Exercise objective: Beneath this task is a listing. State how many of its lines include the string "صالح", giving nothing but the number.

Chart and figure data:
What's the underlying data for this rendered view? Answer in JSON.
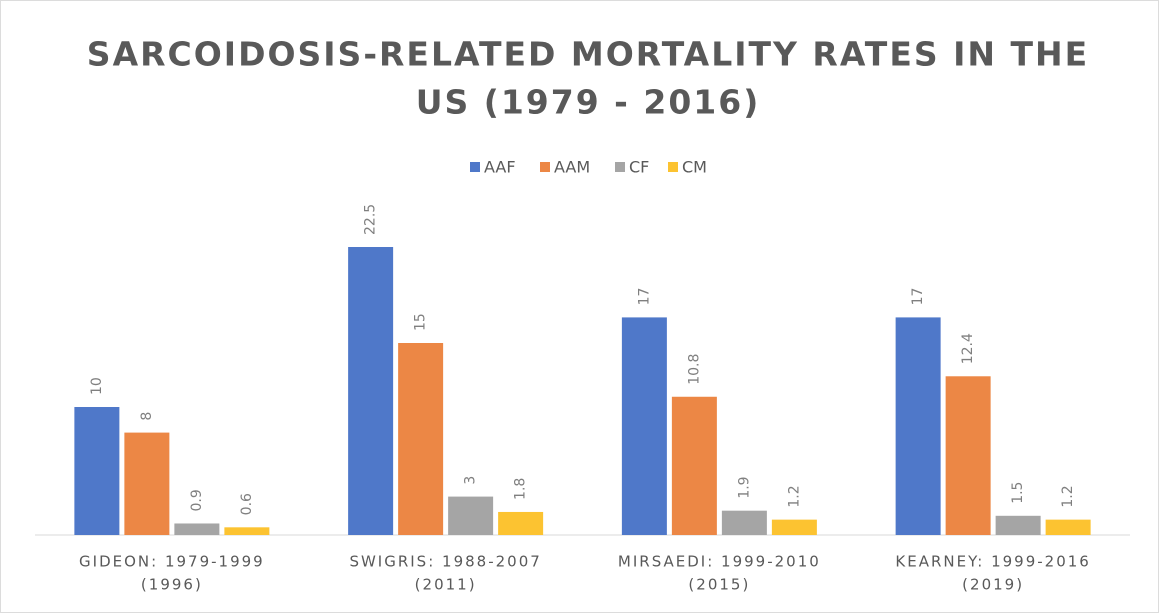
{
  "chart_data": {
    "type": "bar",
    "title": [
      "SARCOIDOSIS-RELATED MORTALITY RATES IN THE",
      "US (1979 - 2016)"
    ],
    "categories": [
      [
        "GIDEON: 1979-1999",
        "(1996)"
      ],
      [
        "SWIGRIS: 1988-2007",
        "(2011)"
      ],
      [
        "MIRSAEDI: 1999-2010",
        "(2015)"
      ],
      [
        "KEARNEY: 1999-2016",
        "(2019)"
      ]
    ],
    "series": [
      {
        "name": "AAF",
        "color": "#4f78c9",
        "values": [
          10,
          22.5,
          17,
          17
        ]
      },
      {
        "name": "AAM",
        "color": "#ec8745",
        "values": [
          8,
          15,
          10.8,
          12.4
        ]
      },
      {
        "name": "CF",
        "color": "#a5a5a5",
        "values": [
          0.9,
          3,
          1.9,
          1.5
        ]
      },
      {
        "name": "CM",
        "color": "#fcc331",
        "values": [
          0.6,
          1.8,
          1.2,
          1.2
        ]
      }
    ],
    "legend": "top"
  }
}
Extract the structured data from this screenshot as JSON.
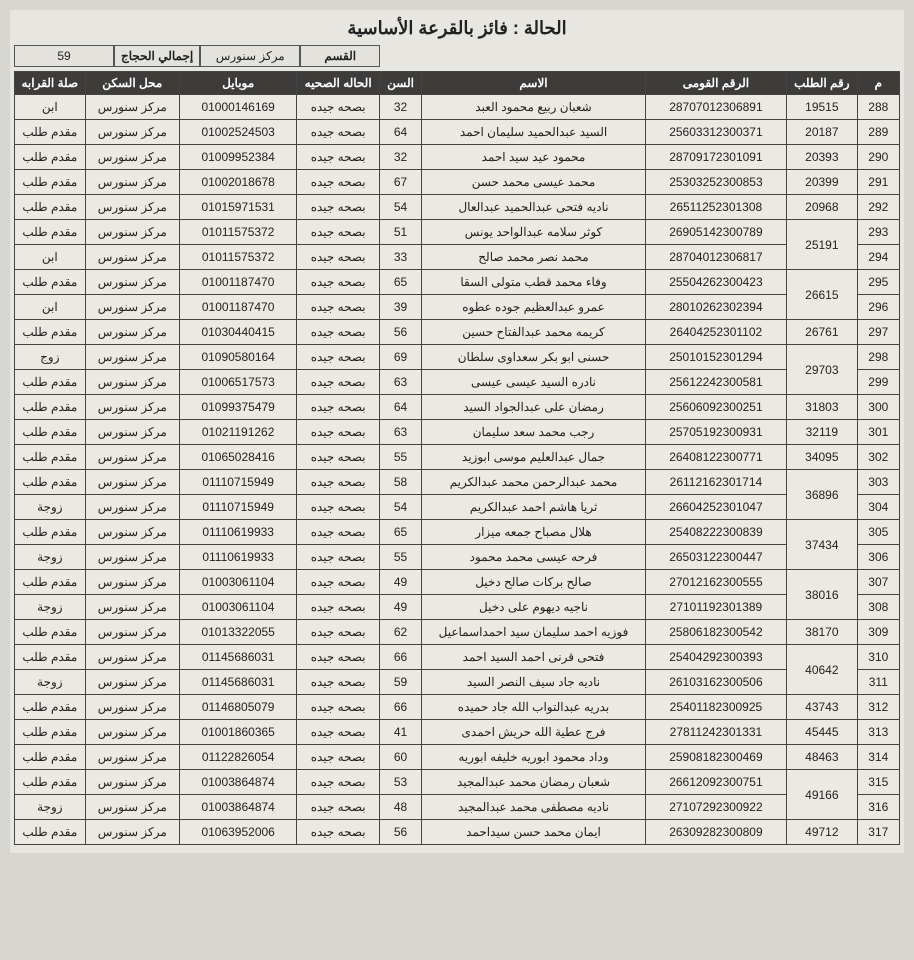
{
  "title": "الحالة : فائز بالقرعة الأساسية",
  "summary": {
    "section_label": "القسم",
    "section_value": "مركز سنورس",
    "total_label": "إجمالي الحجاج",
    "total_value": "59"
  },
  "columns": {
    "m": "م",
    "req": "رقم الطلب",
    "nid": "الرقم القومى",
    "name": "الاسم",
    "age": "السن",
    "health": "الحاله الصحيه",
    "mobile": "موبايل",
    "loc": "محل السكن",
    "rel": "صلة القرابه"
  },
  "defaults": {
    "health": "بصحه جيده",
    "loc": "مركز سنورس"
  },
  "rows": [
    {
      "m": "288",
      "req": "19515",
      "nid": "28707012306891",
      "name": "شعبان ربيع محمود العبد",
      "age": "32",
      "mobile": "01000146169",
      "rel": "ابن"
    },
    {
      "m": "289",
      "req": "20187",
      "nid": "25603312300371",
      "name": "السيد عبدالحميد سليمان احمد",
      "age": "64",
      "mobile": "01002524503",
      "rel": "مقدم طلب"
    },
    {
      "m": "290",
      "req": "20393",
      "nid": "28709172301091",
      "name": "محمود عيد سيد احمد",
      "age": "32",
      "mobile": "01009952384",
      "rel": "مقدم طلب"
    },
    {
      "m": "291",
      "req": "20399",
      "nid": "25303252300853",
      "name": "محمد عيسى محمد حسن",
      "age": "67",
      "mobile": "01002018678",
      "rel": "مقدم طلب"
    },
    {
      "m": "292",
      "req": "20968",
      "nid": "26511252301308",
      "name": "ناديه فتحى عبدالحميد عبدالعال",
      "age": "54",
      "mobile": "01015971531",
      "rel": "مقدم طلب"
    },
    {
      "m": "293",
      "req": "25191",
      "req_rowspan": 2,
      "nid": "26905142300789",
      "name": "كوثر سلامه عبدالواحد يونس",
      "age": "51",
      "mobile": "01011575372",
      "rel": "مقدم طلب"
    },
    {
      "m": "294",
      "nid": "28704012306817",
      "name": "محمد نصر محمد صالح",
      "age": "33",
      "mobile": "01011575372",
      "rel": "ابن"
    },
    {
      "m": "295",
      "req": "26615",
      "req_rowspan": 2,
      "nid": "25504262300423",
      "name": "وفاء محمد قطب متولى السقا",
      "age": "65",
      "mobile": "01001187470",
      "rel": "مقدم طلب"
    },
    {
      "m": "296",
      "nid": "28010262302394",
      "name": "عمرو عبدالعظيم جوده عطوه",
      "age": "39",
      "mobile": "01001187470",
      "rel": "ابن"
    },
    {
      "m": "297",
      "req": "26761",
      "nid": "26404252301102",
      "name": "كريمه محمد عبدالفتاح حسين",
      "age": "56",
      "mobile": "01030440415",
      "rel": "مقدم طلب"
    },
    {
      "m": "298",
      "req": "29703",
      "req_rowspan": 2,
      "nid": "25010152301294",
      "name": "حسنى ابو بكر سعداوى سلطان",
      "age": "69",
      "mobile": "01090580164",
      "rel": "زوج"
    },
    {
      "m": "299",
      "nid": "25612242300581",
      "name": "نادره السيد عيسى عيسى",
      "age": "63",
      "mobile": "01006517573",
      "rel": "مقدم طلب"
    },
    {
      "m": "300",
      "req": "31803",
      "nid": "25606092300251",
      "name": "رمضان على عبدالجواد السيد",
      "age": "64",
      "mobile": "01099375479",
      "rel": "مقدم طلب"
    },
    {
      "m": "301",
      "req": "32119",
      "nid": "25705192300931",
      "name": "رجب محمد سعد سليمان",
      "age": "63",
      "mobile": "01021191262",
      "rel": "مقدم طلب"
    },
    {
      "m": "302",
      "req": "34095",
      "nid": "26408122300771",
      "name": "جمال عبدالعليم موسى ابوزيد",
      "age": "55",
      "mobile": "01065028416",
      "rel": "مقدم طلب"
    },
    {
      "m": "303",
      "req": "36896",
      "req_rowspan": 2,
      "nid": "26112162301714",
      "name": "محمد عبدالرحمن محمد عبدالكريم",
      "age": "58",
      "mobile": "01110715949",
      "rel": "مقدم طلب"
    },
    {
      "m": "304",
      "nid": "26604252301047",
      "name": "ثريا هاشم احمد عبدالكريم",
      "age": "54",
      "mobile": "01110715949",
      "rel": "زوجة"
    },
    {
      "m": "305",
      "req": "37434",
      "req_rowspan": 2,
      "nid": "25408222300839",
      "name": "هلال مصباح جمعه ميزار",
      "age": "65",
      "mobile": "01110619933",
      "rel": "مقدم طلب"
    },
    {
      "m": "306",
      "nid": "26503122300447",
      "name": "فرحه عيسى محمد محمود",
      "age": "55",
      "mobile": "01110619933",
      "rel": "زوجة"
    },
    {
      "m": "307",
      "req": "38016",
      "req_rowspan": 2,
      "nid": "27012162300555",
      "name": "صالح بركات صالح دخيل",
      "age": "49",
      "mobile": "01003061104",
      "rel": "مقدم طلب"
    },
    {
      "m": "308",
      "nid": "27101192301389",
      "name": "ناجيه ديهوم على دخيل",
      "age": "49",
      "mobile": "01003061104",
      "rel": "زوجة"
    },
    {
      "m": "309",
      "req": "38170",
      "nid": "25806182300542",
      "name": "فوزيه احمد سليمان سيد احمداسماعيل",
      "age": "62",
      "mobile": "01013322055",
      "rel": "مقدم طلب"
    },
    {
      "m": "310",
      "req": "40642",
      "req_rowspan": 2,
      "nid": "25404292300393",
      "name": "فتحى قرنى احمد السيد احمد",
      "age": "66",
      "mobile": "01145686031",
      "rel": "مقدم طلب"
    },
    {
      "m": "311",
      "nid": "26103162300506",
      "name": "ناديه جاد سيف النصر السيد",
      "age": "59",
      "mobile": "01145686031",
      "rel": "زوجة"
    },
    {
      "m": "312",
      "req": "43743",
      "nid": "25401182300925",
      "name": "بدريه عبدالتواب الله جاد حميده",
      "age": "66",
      "mobile": "01146805079",
      "rel": "مقدم طلب"
    },
    {
      "m": "313",
      "req": "45445",
      "nid": "27811242301331",
      "name": "فرج عطية الله حريش احمدى",
      "age": "41",
      "mobile": "01001860365",
      "rel": "مقدم طلب"
    },
    {
      "m": "314",
      "req": "48463",
      "nid": "25908182300469",
      "name": "وداد محمود ابوريه خليفه ابوريه",
      "age": "60",
      "mobile": "01122826054",
      "rel": "مقدم طلب"
    },
    {
      "m": "315",
      "req": "49166",
      "req_rowspan": 2,
      "nid": "26612092300751",
      "name": "شعبان رمضان محمد عبدالمجيد",
      "age": "53",
      "mobile": "01003864874",
      "rel": "مقدم طلب"
    },
    {
      "m": "316",
      "nid": "27107292300922",
      "name": "ناديه مصطفى محمد عبدالمجيد",
      "age": "48",
      "mobile": "01003864874",
      "rel": "زوجة"
    },
    {
      "m": "317",
      "req": "49712",
      "nid": "26309282300809",
      "name": "ايمان محمد حسن سيداحمد",
      "age": "56",
      "mobile": "01063952006",
      "rel": "مقدم طلب"
    }
  ]
}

Response: 2